(Excerpts from a figure dataset)
/---
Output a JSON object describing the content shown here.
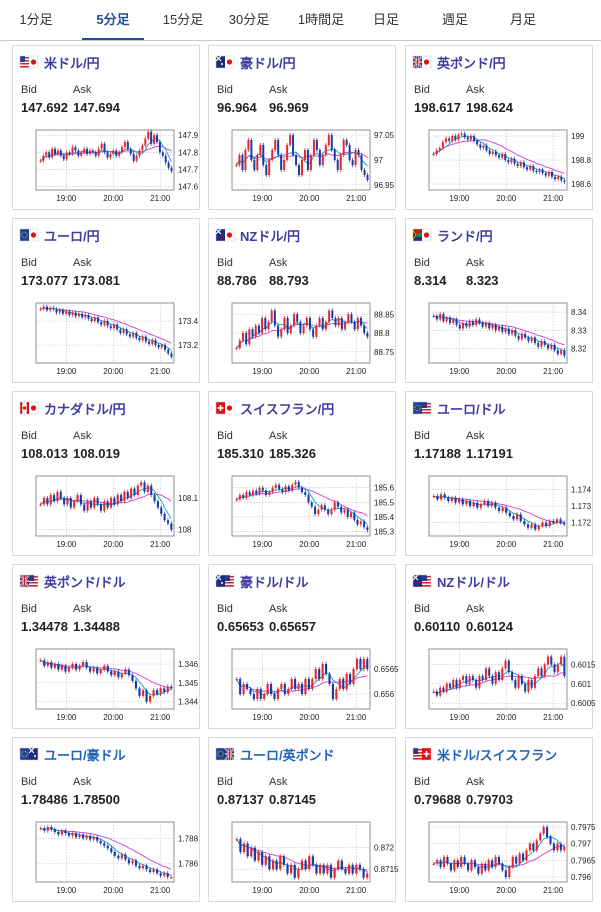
{
  "tabs": [
    "1分足",
    "5分足",
    "15分足",
    "30分足",
    "1時間足",
    "日足",
    "週足",
    "月足"
  ],
  "active_tab": 1,
  "labels": {
    "bid": "Bid",
    "ask": "Ask"
  },
  "x_ticks": [
    "19:00",
    "20:00",
    "21:00"
  ],
  "colors": {
    "up": "#e8262d",
    "down": "#1a3aa8",
    "ma1": "#0aa3c8",
    "ma2": "#d23ad8",
    "tab_active": "#1d4f9e"
  },
  "cards": [
    {
      "pair": "米ドル/円",
      "flag": "us-jp-flag",
      "bid": "147.692",
      "ask": "147.694",
      "yticks": [
        "147.9",
        "147.8",
        "147.7",
        "147.6"
      ],
      "ylim": [
        147.58,
        147.93
      ],
      "series": [
        147.75,
        147.78,
        147.8,
        147.77,
        147.82,
        147.79,
        147.81,
        147.78,
        147.76,
        147.8,
        147.79,
        147.83,
        147.81,
        147.78,
        147.8,
        147.82,
        147.79,
        147.81,
        147.8,
        147.78,
        147.82,
        147.85,
        147.8,
        147.77,
        147.79,
        147.81,
        147.78,
        147.8,
        147.83,
        147.86,
        147.82,
        147.79,
        147.75,
        147.78,
        147.81,
        147.84,
        147.88,
        147.92,
        147.85,
        147.9,
        147.86,
        147.8,
        147.78,
        147.74,
        147.71,
        147.69
      ]
    },
    {
      "pair": "豪ドル/円",
      "flag": "au-jp-flag",
      "bid": "96.964",
      "ask": "96.969",
      "yticks": [
        "97.05",
        "97",
        "96.95"
      ],
      "ylim": [
        96.94,
        97.06
      ],
      "series": [
        96.99,
        97.01,
        96.98,
        97.02,
        97.04,
        97.0,
        96.98,
        97.01,
        97.03,
        96.99,
        96.97,
        97.0,
        97.02,
        97.04,
        97.01,
        96.98,
        97.0,
        97.03,
        97.05,
        97.01,
        96.99,
        96.97,
        97.0,
        97.02,
        96.98,
        97.01,
        97.04,
        97.02,
        96.99,
        97.01,
        97.03,
        97.05,
        97.02,
        97.0,
        96.98,
        97.01,
        97.04,
        97.03,
        97.0,
        96.99,
        97.02,
        97.01,
        96.98,
        96.97,
        96.96
      ]
    },
    {
      "pair": "英ポンド/円",
      "flag": "gb-jp-flag",
      "bid": "198.617",
      "ask": "198.624",
      "yticks": [
        "199",
        "198.8",
        "198.6"
      ],
      "ylim": [
        198.55,
        199.05
      ],
      "series": [
        198.85,
        198.88,
        198.9,
        198.95,
        198.98,
        198.96,
        199.0,
        198.97,
        199.01,
        199.02,
        198.99,
        198.97,
        199.0,
        198.96,
        198.93,
        198.9,
        198.92,
        198.88,
        198.85,
        198.87,
        198.84,
        198.82,
        198.85,
        198.8,
        198.78,
        198.81,
        198.77,
        198.75,
        198.78,
        198.74,
        198.72,
        198.75,
        198.71,
        198.7,
        198.72,
        198.69,
        198.67,
        198.7,
        198.66,
        198.64,
        198.66,
        198.63,
        198.62
      ]
    },
    {
      "pair": "ユーロ/円",
      "flag": "eu-jp-flag",
      "bid": "173.077",
      "ask": "173.081",
      "yticks": [
        "173.4",
        "173.2"
      ],
      "ylim": [
        173.05,
        173.55
      ],
      "series": [
        173.5,
        173.52,
        173.49,
        173.51,
        173.5,
        173.47,
        173.49,
        173.46,
        173.48,
        173.45,
        173.47,
        173.44,
        173.46,
        173.43,
        173.45,
        173.42,
        173.4,
        173.43,
        173.39,
        173.37,
        173.4,
        173.36,
        173.34,
        173.37,
        173.33,
        173.3,
        173.33,
        173.29,
        173.27,
        173.3,
        173.26,
        173.24,
        173.27,
        173.23,
        173.21,
        173.24,
        173.2,
        173.18,
        173.2,
        173.16,
        173.13,
        173.1
      ]
    },
    {
      "pair": "NZドル/円",
      "flag": "nz-jp-flag",
      "bid": "88.786",
      "ask": "88.793",
      "yticks": [
        "88.85",
        "88.8",
        "88.75"
      ],
      "ylim": [
        88.72,
        88.88
      ],
      "series": [
        88.76,
        88.78,
        88.8,
        88.77,
        88.81,
        88.79,
        88.82,
        88.8,
        88.84,
        88.81,
        88.83,
        88.86,
        88.82,
        88.79,
        88.81,
        88.84,
        88.8,
        88.82,
        88.85,
        88.83,
        88.8,
        88.82,
        88.84,
        88.81,
        88.79,
        88.82,
        88.84,
        88.81,
        88.83,
        88.86,
        88.84,
        88.82,
        88.84,
        88.81,
        88.83,
        88.85,
        88.83,
        88.81,
        88.84,
        88.82,
        88.8,
        88.79
      ]
    },
    {
      "pair": "ランド/円",
      "flag": "za-jp-flag",
      "bid": "8.314",
      "ask": "8.323",
      "yticks": [
        "8.34",
        "8.33",
        "8.32"
      ],
      "ylim": [
        8.312,
        8.345
      ],
      "series": [
        8.338,
        8.336,
        8.339,
        8.335,
        8.337,
        8.334,
        8.336,
        8.333,
        8.331,
        8.334,
        8.332,
        8.335,
        8.333,
        8.336,
        8.334,
        8.332,
        8.334,
        8.331,
        8.333,
        8.33,
        8.332,
        8.329,
        8.331,
        8.328,
        8.33,
        8.327,
        8.325,
        8.328,
        8.326,
        8.324,
        8.326,
        8.323,
        8.321,
        8.324,
        8.322,
        8.32,
        8.322,
        8.319,
        8.317,
        8.319,
        8.316
      ]
    },
    {
      "pair": "カナダドル/円",
      "flag": "ca-jp-flag",
      "bid": "108.013",
      "ask": "108.019",
      "yticks": [
        "108.1",
        "108"
      ],
      "ylim": [
        107.98,
        108.17
      ],
      "series": [
        108.08,
        108.1,
        108.08,
        108.11,
        108.09,
        108.12,
        108.1,
        108.08,
        108.1,
        108.07,
        108.09,
        108.11,
        108.08,
        108.06,
        108.09,
        108.07,
        108.1,
        108.08,
        108.06,
        108.09,
        108.07,
        108.1,
        108.08,
        108.11,
        108.09,
        108.12,
        108.1,
        108.13,
        108.11,
        108.14,
        108.15,
        108.12,
        108.14,
        108.11,
        108.09,
        108.07,
        108.05,
        108.03,
        108.02,
        108.0
      ]
    },
    {
      "pair": "スイスフラン/円",
      "flag": "ch-jp-flag",
      "bid": "185.310",
      "ask": "185.326",
      "yticks": [
        "185.6",
        "185.5",
        "185.4",
        "185.3"
      ],
      "ylim": [
        185.27,
        185.68
      ],
      "series": [
        185.52,
        185.55,
        185.53,
        185.57,
        185.55,
        185.58,
        185.56,
        185.6,
        185.58,
        185.55,
        185.57,
        185.6,
        185.62,
        185.59,
        185.57,
        185.61,
        185.58,
        185.62,
        185.64,
        185.6,
        185.57,
        185.55,
        185.5,
        185.47,
        185.42,
        185.45,
        185.48,
        185.45,
        185.42,
        185.45,
        185.5,
        185.47,
        185.43,
        185.45,
        185.4,
        185.43,
        185.38,
        185.35,
        185.37,
        185.33,
        185.31
      ]
    },
    {
      "pair": "ユーロ/ドル",
      "flag": "eu-us-flag",
      "bid": "1.17188",
      "ask": "1.17191",
      "yticks": [
        "1.174",
        "1.173",
        "1.172"
      ],
      "ylim": [
        1.1712,
        1.1748
      ],
      "series": [
        1.1736,
        1.1734,
        1.1737,
        1.1735,
        1.1733,
        1.1735,
        1.1732,
        1.1734,
        1.1731,
        1.1733,
        1.173,
        1.1732,
        1.1729,
        1.1731,
        1.1733,
        1.173,
        1.1732,
        1.1729,
        1.1727,
        1.1729,
        1.1726,
        1.1724,
        1.1722,
        1.1725,
        1.1721,
        1.1719,
        1.1717,
        1.1719,
        1.1716,
        1.1718,
        1.172,
        1.1718,
        1.1721,
        1.172,
        1.1722,
        1.172,
        1.1719
      ]
    },
    {
      "pair": "英ポンド/ドル",
      "flag": "gb-us-flag",
      "bid": "1.34478",
      "ask": "1.34488",
      "yticks": [
        "1.346",
        "1.345",
        "1.344"
      ],
      "ylim": [
        1.3436,
        1.3468
      ],
      "series": [
        1.3462,
        1.3459,
        1.3461,
        1.3458,
        1.346,
        1.3457,
        1.3459,
        1.3456,
        1.3458,
        1.346,
        1.3457,
        1.3459,
        1.3461,
        1.3458,
        1.3456,
        1.3458,
        1.3455,
        1.3457,
        1.3459,
        1.3456,
        1.3454,
        1.3456,
        1.3453,
        1.3455,
        1.3457,
        1.3454,
        1.3451,
        1.3447,
        1.3443,
        1.3446,
        1.344,
        1.3443,
        1.3446,
        1.3444,
        1.3447,
        1.3445,
        1.3448,
        1.3447
      ]
    },
    {
      "pair": "豪ドル/ドル",
      "flag": "au-us-flag",
      "bid": "0.65653",
      "ask": "0.65657",
      "yticks": [
        "0.6565",
        "0.656"
      ],
      "ylim": [
        0.6557,
        0.6569
      ],
      "series": [
        0.6563,
        0.656,
        0.6562,
        0.6561,
        0.656,
        0.6559,
        0.6561,
        0.6559,
        0.656,
        0.6562,
        0.656,
        0.6559,
        0.6561,
        0.6562,
        0.656,
        0.6561,
        0.6563,
        0.6561,
        0.6562,
        0.656,
        0.6563,
        0.6561,
        0.6563,
        0.6565,
        0.6563,
        0.6566,
        0.6564,
        0.6562,
        0.6559,
        0.6561,
        0.6563,
        0.6561,
        0.6564,
        0.6562,
        0.6565,
        0.6567,
        0.6565,
        0.6567,
        0.6565
      ]
    },
    {
      "pair": "NZドル/ドル",
      "flag": "nz-us-flag",
      "bid": "0.60110",
      "ask": "0.60124",
      "yticks": [
        "0.6015",
        "0.601",
        "0.6005"
      ],
      "ylim": [
        0.60035,
        0.6019
      ],
      "series": [
        0.6008,
        0.6007,
        0.6009,
        0.6008,
        0.601,
        0.6009,
        0.6011,
        0.6009,
        0.6011,
        0.6012,
        0.601,
        0.6012,
        0.6011,
        0.6009,
        0.6012,
        0.6011,
        0.6014,
        0.6012,
        0.601,
        0.6013,
        0.6011,
        0.6014,
        0.6016,
        0.6013,
        0.6011,
        0.6009,
        0.6012,
        0.601,
        0.6008,
        0.6011,
        0.6009,
        0.6012,
        0.6014,
        0.6012,
        0.6015,
        0.6017,
        0.6015,
        0.6013,
        0.6015,
        0.6017,
        0.6012
      ]
    },
    {
      "pair": "ユーロ/豪ドル",
      "flag": "eu-au-flag",
      "bid": "1.78486",
      "ask": "1.78500",
      "yticks": [
        "1.788",
        "1.786"
      ],
      "ylim": [
        1.7845,
        1.7893
      ],
      "series": [
        1.7888,
        1.7886,
        1.7889,
        1.7887,
        1.7885,
        1.7883,
        1.7886,
        1.7884,
        1.7882,
        1.7884,
        1.7881,
        1.7883,
        1.788,
        1.7882,
        1.7879,
        1.7881,
        1.7878,
        1.7876,
        1.7874,
        1.7872,
        1.7869,
        1.7866,
        1.7864,
        1.7867,
        1.7863,
        1.786,
        1.7862,
        1.7858,
        1.7856,
        1.7858,
        1.7855,
        1.7853,
        1.7855,
        1.7852,
        1.785,
        1.7852,
        1.7849,
        1.7849
      ]
    },
    {
      "pair": "ユーロ/英ポンド",
      "flag": "eu-gb-flag",
      "bid": "0.87137",
      "ask": "0.87145",
      "yticks": [
        "0.872",
        "0.8715"
      ],
      "ylim": [
        0.8712,
        0.8726
      ],
      "series": [
        0.8722,
        0.8719,
        0.8721,
        0.8718,
        0.872,
        0.8717,
        0.8719,
        0.8716,
        0.8718,
        0.8715,
        0.8717,
        0.8715,
        0.8718,
        0.8716,
        0.8714,
        0.8716,
        0.8713,
        0.8715,
        0.8717,
        0.8715,
        0.8718,
        0.8716,
        0.8714,
        0.8716,
        0.8714,
        0.8716,
        0.8713,
        0.8715,
        0.8717,
        0.8715,
        0.8714,
        0.8716,
        0.8714,
        0.8716,
        0.8715,
        0.8713,
        0.8714
      ]
    },
    {
      "pair": "米ドル/スイスフラン",
      "flag": "us-ch-flag",
      "bid": "0.79688",
      "ask": "0.79703",
      "yticks": [
        "0.7975",
        "0.797",
        "0.7965",
        "0.796"
      ],
      "ylim": [
        0.79585,
        0.79765
      ],
      "series": [
        0.7964,
        0.7965,
        0.7963,
        0.7966,
        0.7964,
        0.7962,
        0.7965,
        0.7963,
        0.7966,
        0.7964,
        0.7962,
        0.7965,
        0.7963,
        0.7961,
        0.7964,
        0.7962,
        0.7965,
        0.7963,
        0.7966,
        0.7964,
        0.7962,
        0.796,
        0.7963,
        0.7966,
        0.7964,
        0.7967,
        0.7965,
        0.7968,
        0.797,
        0.7968,
        0.7971,
        0.7973,
        0.7975,
        0.7972,
        0.797,
        0.7968,
        0.797,
        0.7968,
        0.7969
      ]
    }
  ]
}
\---
**WHAT YOU HAVE TO DO**
Reply with the number of lines in the data that include the string "英ポンド" and nothing else.

**COMPLETED TASK**
3